WHAT YOU WILL DO » For the records below, say how many lines contain the string "suite". Give the number only.

(Collected data)
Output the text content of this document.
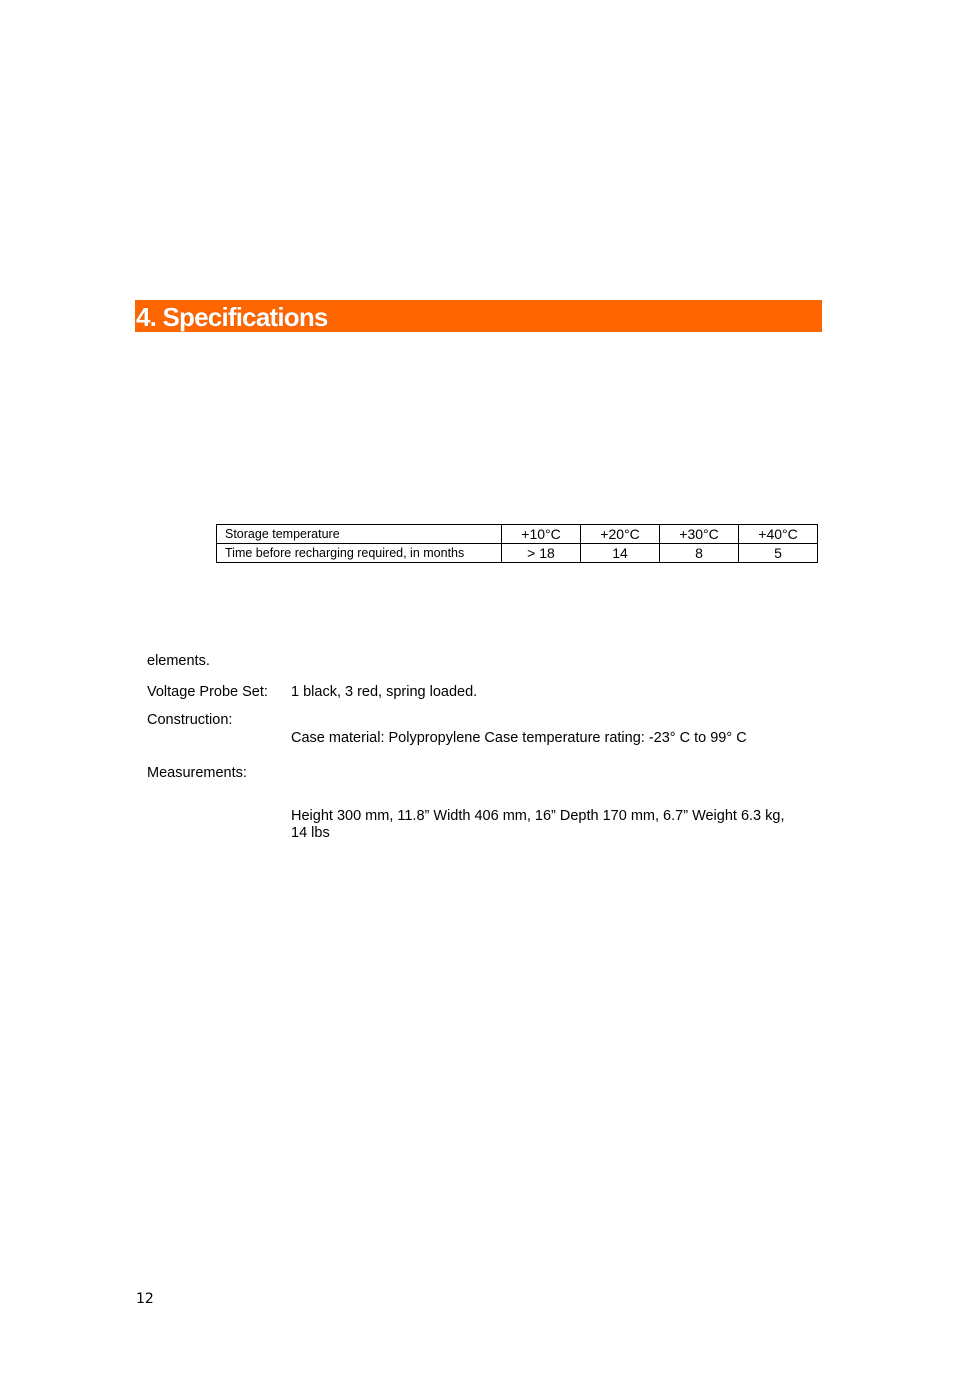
4. Specifications
Storage temperature	+10°C	+20°C	+30°C	+40°C
Time before recharging required, in months	> 18	14	8	5
elements.
Voltage Probe Set: 1 black, 3 red, spring loaded.
Construction:
Case material: Polypropylene Case temperature rating: -23° C to 99° C
Measurements:
Height 300 mm, 11.8” Width 406 mm, 16” Depth 170 mm, 6.7” Weight 6.3 kg, 14 lbs
12
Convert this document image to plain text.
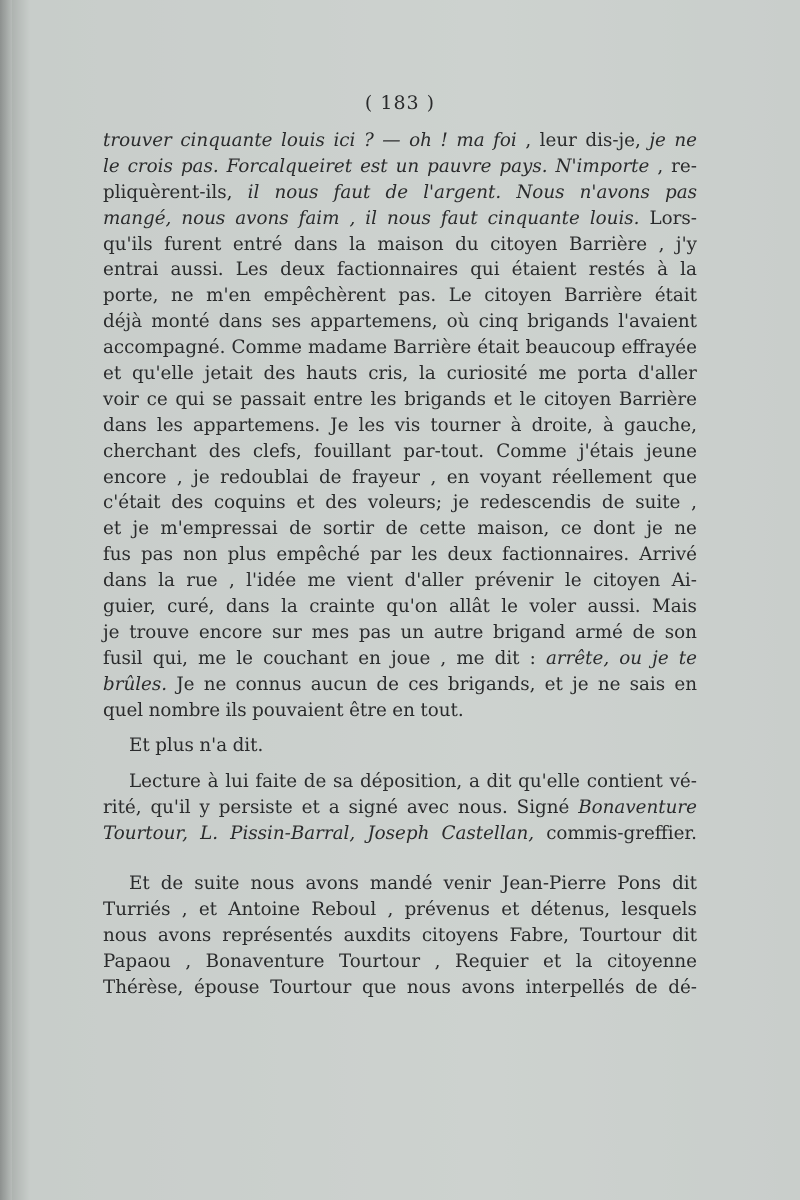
( 183 )
trouver cinquante louis ici ? — oh ! ma foi , leur dis-je, je ne
le crois pas. Forcalqueiret est un pauvre pays. N'importe , re-
pliquèrent-ils, il nous faut de l'argent. Nous n'avons pas
mangé, nous avons faim , il nous faut cinquante louis. Lors-
qu'ils furent entré dans la maison du citoyen Barrière , j'y
entrai aussi. Les deux factionnaires qui étaient restés à la
porte, ne m'en empêchèrent pas. Le citoyen Barrière était
déjà monté dans ses appartemens, où cinq brigands l'avaient
accompagné. Comme madame Barrière était beaucoup effrayée
et qu'elle jetait des hauts cris, la curiosité me porta d'aller
voir ce qui se passait entre les brigands et le citoyen Barrière
dans les appartemens. Je les vis tourner à droite, à gauche,
cherchant des clefs, fouillant par-tout. Comme j'étais jeune
encore , je redoublai de frayeur , en voyant réellement que
c'était des coquins et des voleurs; je redescendis de suite ,
et je m'empressai de sortir de cette maison, ce dont je ne
fus pas non plus empêché par les deux factionnaires. Arrivé
dans la rue , l'idée me vient d'aller prévenir le citoyen Ai-
guier, curé, dans la crainte qu'on allât le voler aussi. Mais
je trouve encore sur mes pas un autre brigand armé de son
fusil qui, me le couchant en joue , me dit : arrête, ou je te
brûles. Je ne connus aucun de ces brigands, et je ne sais en
quel nombre ils pouvaient être en tout.
Et plus n'a dit.
Lecture à lui faite de sa déposition, a dit qu'elle contient vé-
rité, qu'il y persiste et a signé avec nous. Signé Bonaventure
Tourtour, L. Pissin-Barral, Joseph Castellan, commis-greffier.
Et de suite nous avons mandé venir Jean-Pierre Pons dit
Turriés , et Antoine Reboul , prévenus et détenus, lesquels
nous avons représentés auxdits citoyens Fabre, Tourtour dit
Papaou , Bonaventure Tourtour , Requier et la citoyenne
Thérèse, épouse Tourtour que nous avons interpellés de dé-
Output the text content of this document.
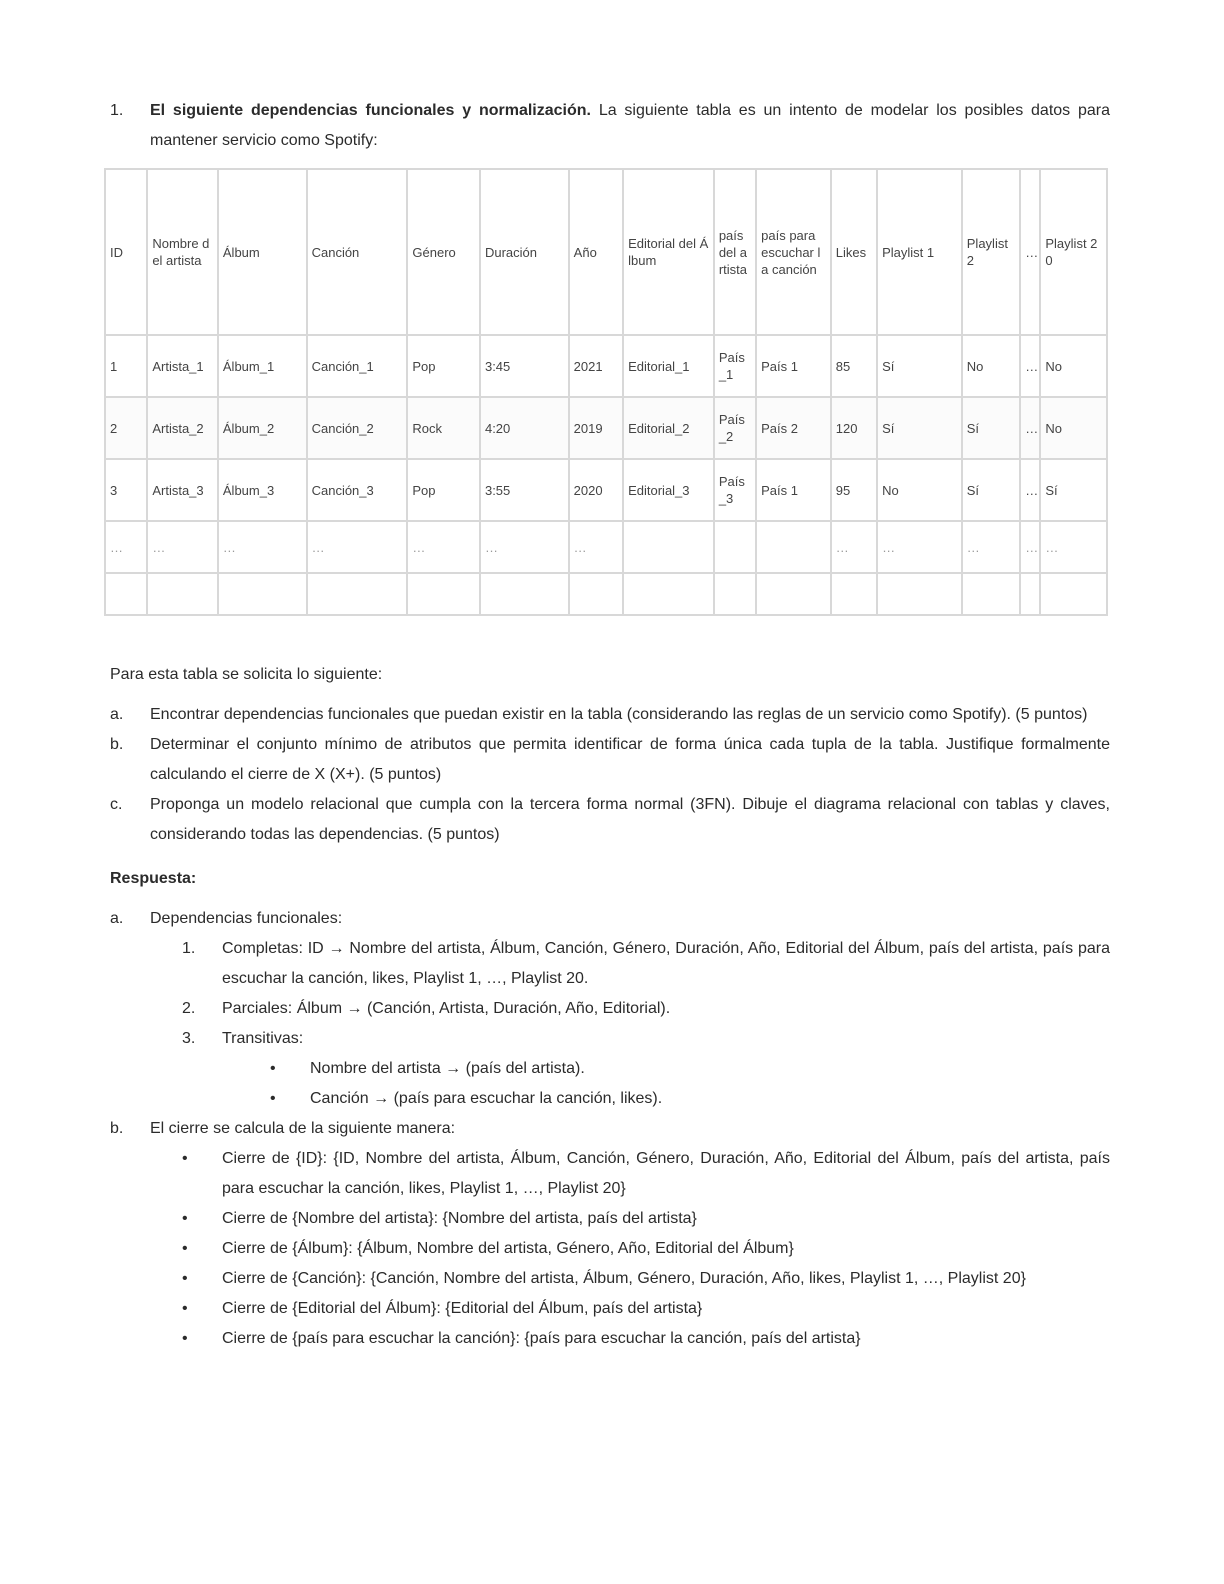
1.	El siguiente dependencias funcionales y normalización. La siguiente tabla es un intento de modelar los posibles datos para mantener servicio como Spotify:
ID	Nombre del artista	Álbum	Canción	Género	Duración	Año	Editorial del Álbum	país del artista	país para escuchar la canción	Likes	Playlist 1	Playlist 2	…	Playlist 20
1	Artista_1	Álbum_1	Canción_1	Pop	3:45	2021	Editorial_1	País_1	País 1	85	Sí	No	…	No
2	Artista_2	Álbum_2	Canción_2	Rock	4:20	2019	Editorial_2	País_2	País 2	120	Sí	Sí	…	No
3	Artista_3	Álbum_3	Canción_3	Pop	3:55	2020	Editorial_3	País_3	País 1	95	No	Sí	…	Sí
…	…	…	…	…	…	…				…	…	…	…	…

Para esta tabla se solicita lo siguiente:
a.	Encontrar dependencias funcionales que puedan existir en la tabla (considerando las reglas de un servicio como Spotify). (5 puntos)
b.	Determinar el conjunto mínimo de atributos que permita identificar de forma única cada tupla de la tabla. Justifique formalmente calculando el cierre de X (X+). (5 puntos)
c.	Proponga un modelo relacional que cumpla con la tercera forma normal (3FN). Dibuje el diagrama relacional con tablas y claves, considerando todas las dependencias. (5 puntos)
Respuesta:
a.	Dependencias funcionales:
1.	Completas: ID → Nombre del artista, Álbum, Canción, Género, Duración, Año, Editorial del Álbum, país del artista, país para escuchar la canción, likes, Playlist 1, …, Playlist 20.
2.	Parciales: Álbum → (Canción, Artista, Duración, Año, Editorial).
3.	Transitivas:
•	Nombre del artista → (país del artista).
•	Canción → (país para escuchar la canción, likes).
b.	El cierre se calcula de la siguiente manera:
•	Cierre de {ID}: {ID, Nombre del artista, Álbum, Canción, Género, Duración, Año, Editorial del Álbum, país del artista, país para escuchar la canción, likes, Playlist 1, …, Playlist 20}
•	Cierre de {Nombre del artista}: {Nombre del artista, país del artista}
•	Cierre de {Álbum}: {Álbum, Nombre del artista, Género, Año, Editorial del Álbum}
•	Cierre de {Canción}: {Canción, Nombre del artista, Álbum, Género, Duración, Año, likes, Playlist 1, …, Playlist 20}
•	Cierre de {Editorial del Álbum}: {Editorial del Álbum, país del artista}
•	Cierre de {país para escuchar la canción}: {país para escuchar la canción, país del artista}
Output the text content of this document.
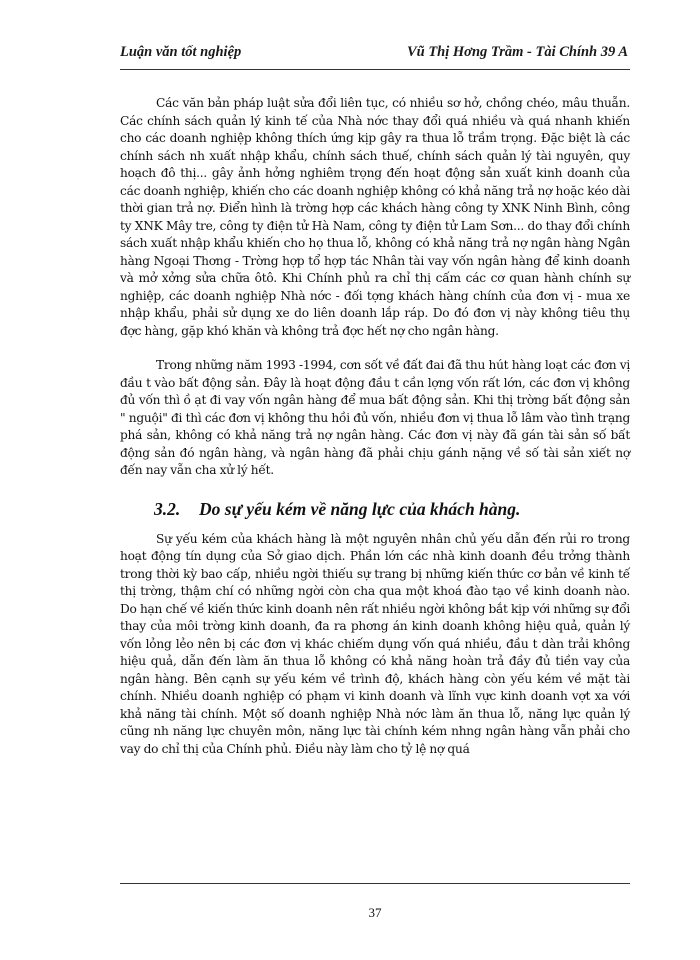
Luận văn tốt nghiệp	Vũ Thị Hơng Trầm - Tài Chính 39 A

Các văn bản pháp luật sửa đổi liên tục, có nhiều sơ hở, chồng chéo, mâu thuẫn. Các chính sách quản lý kinh tế của Nhà nớc thay đổi quá nhiều và quá nhanh khiến cho các doanh nghiệp không thích ứng kịp gây ra thua lỗ trầm trọng. Đặc biệt là các chính sách nh xuất nhập khẩu, chính sách thuế, chính sách quản lý tài nguyên, quy hoạch đô thị... gây ảnh hởng nghiêm trọng đến hoạt động sản xuất kinh doanh của các doanh nghiệp, khiến cho các doanh nghiệp không có khả năng trả nợ hoặc kéo dài thời gian trả nợ. Điển hình là trờng hợp các khách hàng công ty XNK Ninh Bình, công ty XNK Mây tre, công ty điện tử Hà Nam, công ty điện tử Lam Sơn... do thay đổi chính sách xuất nhập khẩu khiến cho họ thua lỗ, không có khả năng trả nợ ngân hàng Ngân hàng Ngoại Thơng - Trờng hợp tổ hợp tác Nhân tài vay vốn ngân hàng để kinh doanh và mở xởng sửa chữa ôtô. Khi Chính phủ ra chỉ thị cấm các cơ quan hành chính sự nghiệp, các doanh nghiệp Nhà nớc - đối tợng khách hàng chính của đơn vị - mua xe nhập khẩu, phải sử dụng xe do liên doanh lắp ráp. Do đó đơn vị này không tiêu thụ đợc hàng, gặp khó khăn và không trả đợc hết nợ cho ngân hàng.

Trong những năm 1993 -1994, cơn sốt về đất đai đã thu hút hàng loạt các đơn vị đầu t vào bất động sản. Đây là hoạt động đầu t cần lợng vốn rất lớn, các đơn vị không đủ vốn thì ồ ạt đi vay vốn ngân hàng để mua bất động sản. Khi thị trờng bất động sản " nguội" đi thì các đơn vị không thu hồi đủ vốn, nhiều đơn vị thua lỗ lâm vào tình trạng phá sản, không có khả năng trả nợ ngân hàng. Các đơn vị này đã gán tài sản số bất động sản đó ngân hàng, và ngân hàng đã phải chịu gánh nặng về số tài sản xiết nợ đến nay vẫn cha xử lý hết.

3.2. Do sự yếu kém về năng lực của khách hàng.

Sự yếu kém của khách hàng là một nguyên nhân chủ yếu dẫn đến rủi ro trong hoạt động tín dụng của Sở giao dịch. Phần lớn các nhà kinh doanh đều trởng thành trong thời kỳ bao cấp, nhiều ngời thiếu sự trang bị những kiến thức cơ bản về kinh tế thị trờng, thậm chí có những ngời còn cha qua một khoá đào tạo về kinh doanh nào. Do hạn chế về kiến thức kinh doanh nên rất nhiều ngời không bắt kịp với những sự đổi thay của môi trờng kinh doanh, đa ra phơng án kinh doanh không hiệu quả, quản lý vốn lỏng lẻo nên bị các đơn vị khác chiếm dụng vốn quá nhiều, đầu t dàn trải không hiệu quả, dẫn đến làm ăn thua lỗ không có khả năng hoàn trả đầy đủ tiền vay của ngân hàng. Bên cạnh sự yếu kém về trình độ, khách hàng còn yếu kém về mặt tài chính. Nhiều doanh nghiệp có phạm vi kinh doanh và lĩnh vực kinh doanh vợt xa với khả năng tài chính. Một số doanh nghiệp Nhà nớc làm ăn thua lỗ, năng lực quản lý cũng nh năng lực chuyên môn, năng lực tài chính kém nhng ngân hàng vẫn phải cho vay do chỉ thị của Chính phủ. Điều này làm cho tỷ lệ nợ quá

37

WRITTEN RESPONSE » 2